■ Exercise: Type the records that follow again exactly as written, but drop the pictures.

Top of The data

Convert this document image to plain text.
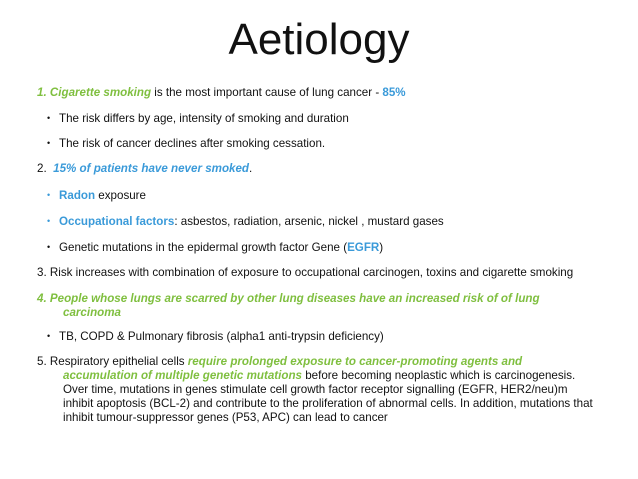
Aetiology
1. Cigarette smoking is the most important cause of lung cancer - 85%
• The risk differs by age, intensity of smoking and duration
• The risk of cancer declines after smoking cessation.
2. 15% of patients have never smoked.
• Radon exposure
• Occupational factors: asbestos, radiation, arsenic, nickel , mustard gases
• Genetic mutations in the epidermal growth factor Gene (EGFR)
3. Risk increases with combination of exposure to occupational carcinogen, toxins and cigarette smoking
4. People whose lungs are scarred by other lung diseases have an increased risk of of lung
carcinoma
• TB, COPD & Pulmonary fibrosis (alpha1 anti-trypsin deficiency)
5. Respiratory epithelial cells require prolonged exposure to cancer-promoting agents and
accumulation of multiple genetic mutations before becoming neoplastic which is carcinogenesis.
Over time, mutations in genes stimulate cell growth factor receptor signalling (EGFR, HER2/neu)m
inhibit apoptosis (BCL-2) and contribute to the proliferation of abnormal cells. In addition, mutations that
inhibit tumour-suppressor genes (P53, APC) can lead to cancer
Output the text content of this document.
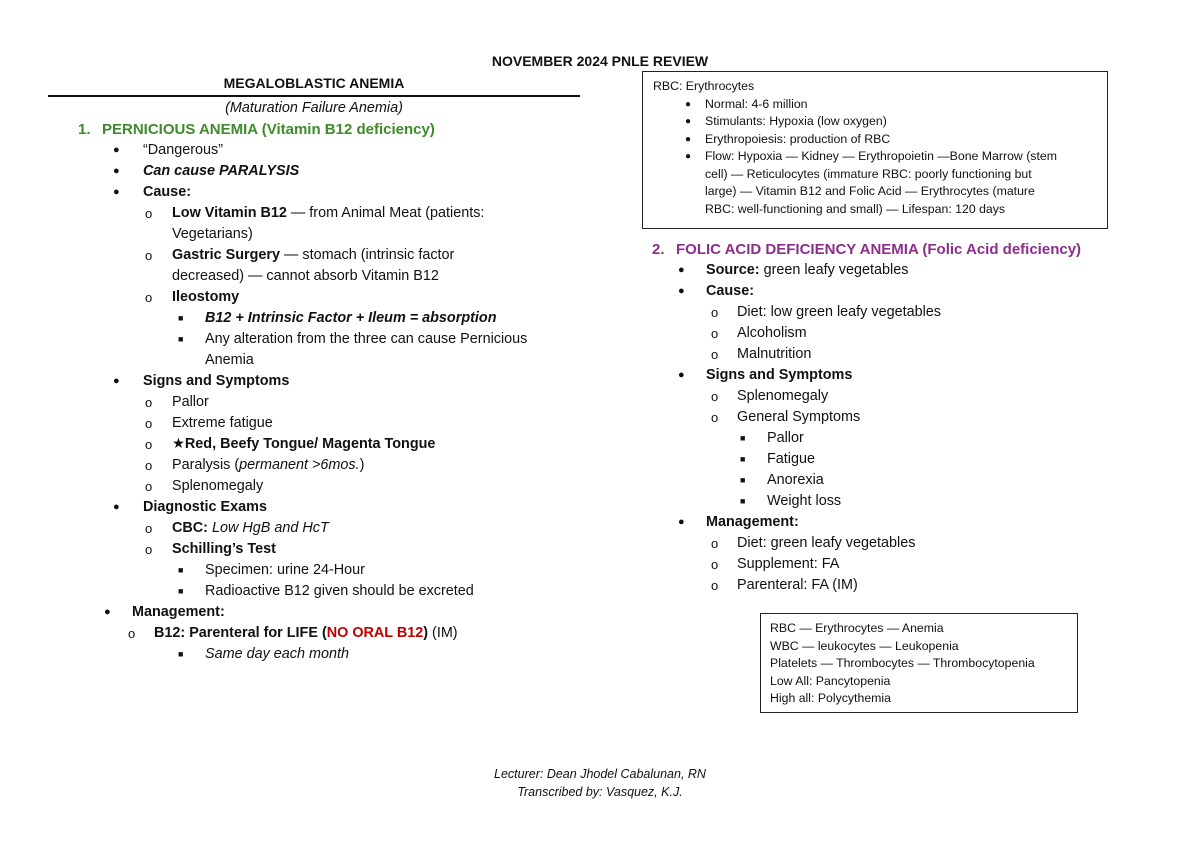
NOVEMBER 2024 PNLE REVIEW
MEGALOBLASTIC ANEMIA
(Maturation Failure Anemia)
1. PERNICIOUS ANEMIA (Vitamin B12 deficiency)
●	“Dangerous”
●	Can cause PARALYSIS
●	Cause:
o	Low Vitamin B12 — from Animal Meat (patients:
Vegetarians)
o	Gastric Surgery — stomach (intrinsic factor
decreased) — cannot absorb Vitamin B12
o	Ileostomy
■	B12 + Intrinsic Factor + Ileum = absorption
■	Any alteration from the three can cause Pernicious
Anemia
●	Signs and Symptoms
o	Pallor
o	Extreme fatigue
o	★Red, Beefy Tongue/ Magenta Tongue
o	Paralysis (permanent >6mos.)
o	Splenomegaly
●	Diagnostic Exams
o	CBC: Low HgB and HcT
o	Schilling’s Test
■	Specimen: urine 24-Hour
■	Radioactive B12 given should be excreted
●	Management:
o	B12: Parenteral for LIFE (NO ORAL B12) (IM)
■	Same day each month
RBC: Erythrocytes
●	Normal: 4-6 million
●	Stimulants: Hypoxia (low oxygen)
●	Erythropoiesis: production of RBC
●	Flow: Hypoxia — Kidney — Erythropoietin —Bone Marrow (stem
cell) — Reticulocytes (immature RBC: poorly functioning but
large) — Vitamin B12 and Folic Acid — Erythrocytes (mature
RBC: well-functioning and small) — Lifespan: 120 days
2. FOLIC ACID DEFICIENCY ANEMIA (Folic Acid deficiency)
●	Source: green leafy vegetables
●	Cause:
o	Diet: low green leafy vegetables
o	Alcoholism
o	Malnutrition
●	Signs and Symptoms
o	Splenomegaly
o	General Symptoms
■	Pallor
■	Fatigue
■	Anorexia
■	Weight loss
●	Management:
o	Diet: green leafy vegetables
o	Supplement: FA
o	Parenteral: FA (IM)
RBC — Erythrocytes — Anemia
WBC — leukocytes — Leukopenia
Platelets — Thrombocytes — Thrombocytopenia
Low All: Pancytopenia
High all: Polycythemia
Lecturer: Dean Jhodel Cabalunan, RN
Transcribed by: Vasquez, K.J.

Bottom of The data

■ Task solution:
Convert this document image to plain text.
Aetiology
1. Cigarette smoking is the most important cause of lung cancer - 85%
• The risk differs by age, intensity of smoking and duration
• The risk of cancer declines after smoking cessation.
2. 15% of patients have never smoked.
• Radon exposure
• Occupational factors: asbestos, radiation, arsenic, nickel , mustard gases
• Genetic mutations in the epidermal growth factor Gene (EGFR)
3. Risk increases with combination of exposure to occupational carcinogen, toxins and cigarette smoking
4. People whose lungs are scarred by other lung diseases have an increased risk of of lung
carcinoma
• TB, COPD & Pulmonary fibrosis (alpha1 anti-trypsin deficiency)
5. Respiratory epithelial cells require prolonged exposure to cancer-promoting agents and
accumulation of multiple genetic mutations before becoming neoplastic which is carcinogenesis.
Over time, mutations in genes stimulate cell growth factor receptor signalling (EGFR, HER2/neu)m
inhibit apoptosis (BCL-2) and contribute to the proliferation of abnormal cells. In addition, mutations that
inhibit tumour-suppressor genes (P53, APC) can lead to cancer
Output the text content of this document.
NOVEMBER 2024 PNLE REVIEW
MEGALOBLASTIC ANEMIA
(Maturation Failure Anemia)
1. PERNICIOUS ANEMIA (Vitamin B12 deficiency)
●	“Dangerous”
●	Can cause PARALYSIS
●	Cause:
o	Low Vitamin B12 — from Animal Meat (patients:
Vegetarians)
o	Gastric Surgery — stomach (intrinsic factor
decreased) — cannot absorb Vitamin B12
o	Ileostomy
■	B12 + Intrinsic Factor + Ileum = absorption
■	Any alteration from the three can cause Pernicious
Anemia
●	Signs and Symptoms
o	Pallor
o	Extreme fatigue
o	★Red, Beefy Tongue/ Magenta Tongue
o	Paralysis (permanent >6mos.)
o	Splenomegaly
●	Diagnostic Exams
o	CBC: Low HgB and HcT
o	Schilling’s Test
■	Specimen: urine 24-Hour
■	Radioactive B12 given should be excreted
●	Management:
o	B12: Parenteral for LIFE (NO ORAL B12) (IM)
■	Same day each month
RBC: Erythrocytes
●	Normal: 4-6 million
●	Stimulants: Hypoxia (low oxygen)
●	Erythropoiesis: production of RBC
●	Flow: Hypoxia — Kidney — Erythropoietin —Bone Marrow (stem
cell) — Reticulocytes (immature RBC: poorly functioning but
large) — Vitamin B12 and Folic Acid — Erythrocytes (mature
RBC: well-functioning and small) — Lifespan: 120 days
2. FOLIC ACID DEFICIENCY ANEMIA (Folic Acid deficiency)
●	Source: green leafy vegetables
●	Cause:
o	Diet: low green leafy vegetables
o	Alcoholism
o	Malnutrition
●	Signs and Symptoms
o	Splenomegaly
o	General Symptoms
■	Pallor
■	Fatigue
■	Anorexia
■	Weight loss
●	Management:
o	Diet: green leafy vegetables
o	Supplement: FA
o	Parenteral: FA (IM)
RBC — Erythrocytes — Anemia
WBC — leukocytes — Leukopenia
Platelets — Thrombocytes — Thrombocytopenia
Low All: Pancytopenia
High all: Polycythemia
Lecturer: Dean Jhodel Cabalunan, RN
Transcribed by: Vasquez, K.J.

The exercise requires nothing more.